Material:
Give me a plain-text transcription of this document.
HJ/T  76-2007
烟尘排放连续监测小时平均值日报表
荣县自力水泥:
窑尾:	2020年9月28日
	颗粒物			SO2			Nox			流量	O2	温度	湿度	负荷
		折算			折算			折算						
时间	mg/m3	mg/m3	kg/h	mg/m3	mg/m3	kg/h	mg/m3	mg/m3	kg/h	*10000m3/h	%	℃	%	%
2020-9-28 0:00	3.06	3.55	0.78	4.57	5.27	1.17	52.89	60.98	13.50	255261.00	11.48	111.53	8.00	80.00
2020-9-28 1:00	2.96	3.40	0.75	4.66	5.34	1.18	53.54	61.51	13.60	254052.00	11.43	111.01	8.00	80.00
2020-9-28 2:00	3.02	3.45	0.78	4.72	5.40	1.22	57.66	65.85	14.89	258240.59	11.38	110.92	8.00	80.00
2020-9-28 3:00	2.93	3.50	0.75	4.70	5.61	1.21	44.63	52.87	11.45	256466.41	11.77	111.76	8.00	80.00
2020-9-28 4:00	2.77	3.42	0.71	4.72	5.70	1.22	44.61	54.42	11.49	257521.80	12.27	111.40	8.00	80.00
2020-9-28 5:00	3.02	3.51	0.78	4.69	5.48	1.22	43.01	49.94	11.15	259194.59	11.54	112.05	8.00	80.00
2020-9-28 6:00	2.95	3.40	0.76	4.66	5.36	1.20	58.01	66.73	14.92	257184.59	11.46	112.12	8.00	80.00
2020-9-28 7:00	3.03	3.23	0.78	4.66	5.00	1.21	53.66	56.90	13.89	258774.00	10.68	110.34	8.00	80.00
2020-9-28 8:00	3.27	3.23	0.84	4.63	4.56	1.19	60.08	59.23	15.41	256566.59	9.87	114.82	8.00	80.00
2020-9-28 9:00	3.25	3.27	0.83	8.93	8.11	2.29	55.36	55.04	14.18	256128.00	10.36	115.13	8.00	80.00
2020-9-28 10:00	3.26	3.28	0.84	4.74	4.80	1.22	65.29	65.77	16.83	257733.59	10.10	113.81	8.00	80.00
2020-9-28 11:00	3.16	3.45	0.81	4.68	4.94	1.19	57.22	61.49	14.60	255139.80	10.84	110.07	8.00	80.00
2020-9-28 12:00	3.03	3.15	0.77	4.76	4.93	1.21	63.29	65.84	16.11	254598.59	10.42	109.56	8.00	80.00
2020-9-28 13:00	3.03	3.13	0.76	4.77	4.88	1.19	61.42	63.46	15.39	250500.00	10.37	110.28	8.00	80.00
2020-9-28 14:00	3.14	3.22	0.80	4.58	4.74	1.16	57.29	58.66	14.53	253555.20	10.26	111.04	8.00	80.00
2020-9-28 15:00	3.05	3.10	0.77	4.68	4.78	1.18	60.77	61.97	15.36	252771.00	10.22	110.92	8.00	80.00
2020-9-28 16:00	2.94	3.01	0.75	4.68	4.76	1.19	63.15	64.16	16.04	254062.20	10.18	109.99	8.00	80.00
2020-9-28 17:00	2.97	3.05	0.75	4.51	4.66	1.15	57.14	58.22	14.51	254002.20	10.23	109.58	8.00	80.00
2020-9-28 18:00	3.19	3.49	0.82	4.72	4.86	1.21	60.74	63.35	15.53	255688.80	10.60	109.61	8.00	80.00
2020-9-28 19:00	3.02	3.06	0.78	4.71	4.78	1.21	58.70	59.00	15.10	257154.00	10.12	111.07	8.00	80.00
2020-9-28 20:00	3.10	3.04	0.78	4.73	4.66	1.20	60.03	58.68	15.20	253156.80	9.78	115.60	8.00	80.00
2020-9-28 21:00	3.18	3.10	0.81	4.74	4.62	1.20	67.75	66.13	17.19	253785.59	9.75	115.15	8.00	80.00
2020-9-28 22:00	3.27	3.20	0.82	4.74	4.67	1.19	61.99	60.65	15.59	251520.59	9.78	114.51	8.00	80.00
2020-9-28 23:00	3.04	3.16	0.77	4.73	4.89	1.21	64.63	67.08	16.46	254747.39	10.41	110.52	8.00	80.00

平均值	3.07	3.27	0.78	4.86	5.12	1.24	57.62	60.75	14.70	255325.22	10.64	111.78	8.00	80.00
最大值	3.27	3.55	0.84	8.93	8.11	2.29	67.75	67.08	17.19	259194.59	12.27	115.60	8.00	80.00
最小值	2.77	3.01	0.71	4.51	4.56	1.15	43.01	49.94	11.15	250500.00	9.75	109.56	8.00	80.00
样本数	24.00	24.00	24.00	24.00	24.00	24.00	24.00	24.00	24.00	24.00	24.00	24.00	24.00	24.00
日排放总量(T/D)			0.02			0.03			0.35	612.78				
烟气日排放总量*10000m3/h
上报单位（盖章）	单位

Problem:
Print all of the entries again, exactly as written.

The completed task:
Give me a plain-text transcription of this document.
HJ/T  76-2007
烟尘排放连续监测小时平均值日报表
荣县自力水泥:
窑尾:	2020年9月28日
	颗粒物			SO2			Nox			流量	O2	温度	湿度	负荷
		折算			折算			折算						
时间	mg/m3	mg/m3	kg/h	mg/m3	mg/m3	kg/h	mg/m3	mg/m3	kg/h	*10000m3/h	%	℃	%	%
2020-9-28 0:00	3.06	3.55	0.78	4.57	5.27	1.17	52.89	60.98	13.50	255261.00	11.48	111.53	8.00	80.00
2020-9-28 1:00	2.96	3.40	0.75	4.66	5.34	1.18	53.54	61.51	13.60	254052.00	11.43	111.01	8.00	80.00
2020-9-28 2:00	3.02	3.45	0.78	4.72	5.40	1.22	57.66	65.85	14.89	258240.59	11.38	110.92	8.00	80.00
2020-9-28 3:00	2.93	3.50	0.75	4.70	5.61	1.21	44.63	52.87	11.45	256466.41	11.77	111.76	8.00	80.00
2020-9-28 4:00	2.77	3.42	0.71	4.72	5.70	1.22	44.61	54.42	11.49	257521.80	12.27	111.40	8.00	80.00
2020-9-28 5:00	3.02	3.51	0.78	4.69	5.48	1.22	43.01	49.94	11.15	259194.59	11.54	112.05	8.00	80.00
2020-9-28 6:00	2.95	3.40	0.76	4.66	5.36	1.20	58.01	66.73	14.92	257184.59	11.46	112.12	8.00	80.00
2020-9-28 7:00	3.03	3.23	0.78	4.66	5.00	1.21	53.66	56.90	13.89	258774.00	10.68	110.34	8.00	80.00
2020-9-28 8:00	3.27	3.23	0.84	4.63	4.56	1.19	60.08	59.23	15.41	256566.59	9.87	114.82	8.00	80.00
2020-9-28 9:00	3.25	3.27	0.83	8.93	8.11	2.29	55.36	55.04	14.18	256128.00	10.36	115.13	8.00	80.00
2020-9-28 10:00	3.26	3.28	0.84	4.74	4.80	1.22	65.29	65.77	16.83	257733.59	10.10	113.81	8.00	80.00
2020-9-28 11:00	3.16	3.45	0.81	4.68	4.94	1.19	57.22	61.49	14.60	255139.80	10.84	110.07	8.00	80.00
2020-9-28 12:00	3.03	3.15	0.77	4.76	4.93	1.21	63.29	65.84	16.11	254598.59	10.42	109.56	8.00	80.00
2020-9-28 13:00	3.03	3.13	0.76	4.77	4.88	1.19	61.42	63.46	15.39	250500.00	10.37	110.28	8.00	80.00
2020-9-28 14:00	3.14	3.22	0.80	4.58	4.74	1.16	57.29	58.66	14.53	253555.20	10.26	111.04	8.00	80.00
2020-9-28 15:00	3.05	3.10	0.77	4.68	4.78	1.18	60.77	61.97	15.36	252771.00	10.22	110.92	8.00	80.00
2020-9-28 16:00	2.94	3.01	0.75	4.68	4.76	1.19	63.15	64.16	16.04	254062.20	10.18	109.99	8.00	80.00
2020-9-28 17:00	2.97	3.05	0.75	4.51	4.66	1.15	57.14	58.22	14.51	254002.20	10.23	109.58	8.00	80.00
2020-9-28 18:00	3.19	3.49	0.82	4.72	4.86	1.21	60.74	63.35	15.53	255688.80	10.60	109.61	8.00	80.00
2020-9-28 19:00	3.02	3.06	0.78	4.71	4.78	1.21	58.70	59.00	15.10	257154.00	10.12	111.07	8.00	80.00
2020-9-28 20:00	3.10	3.04	0.78	4.73	4.66	1.20	60.03	58.68	15.20	253156.80	9.78	115.60	8.00	80.00
2020-9-28 21:00	3.18	3.10	0.81	4.74	4.62	1.20	67.75	66.13	17.19	253785.59	9.75	115.15	8.00	80.00
2020-9-28 22:00	3.27	3.20	0.82	4.74	4.67	1.19	61.99	60.65	15.59	251520.59	9.78	114.51	8.00	80.00
2020-9-28 23:00	3.04	3.16	0.77	4.73	4.89	1.21	64.63	67.08	16.46	254747.39	10.41	110.52	8.00	80.00

平均值	3.07	3.27	0.78	4.86	5.12	1.24	57.62	60.75	14.70	255325.22	10.64	111.78	8.00	80.00
最大值	3.27	3.55	0.84	8.93	8.11	2.29	67.75	67.08	17.19	259194.59	12.27	115.60	8.00	80.00
最小值	2.77	3.01	0.71	4.51	4.56	1.15	43.01	49.94	11.15	250500.00	9.75	109.56	8.00	80.00
样本数	24.00	24.00	24.00	24.00	24.00	24.00	24.00	24.00	24.00	24.00	24.00	24.00	24.00	24.00
日排放总量(T/D)			0.02			0.03			0.35	612.78				
烟气日排放总量*10000m3/h
上报单位（盖章）	单位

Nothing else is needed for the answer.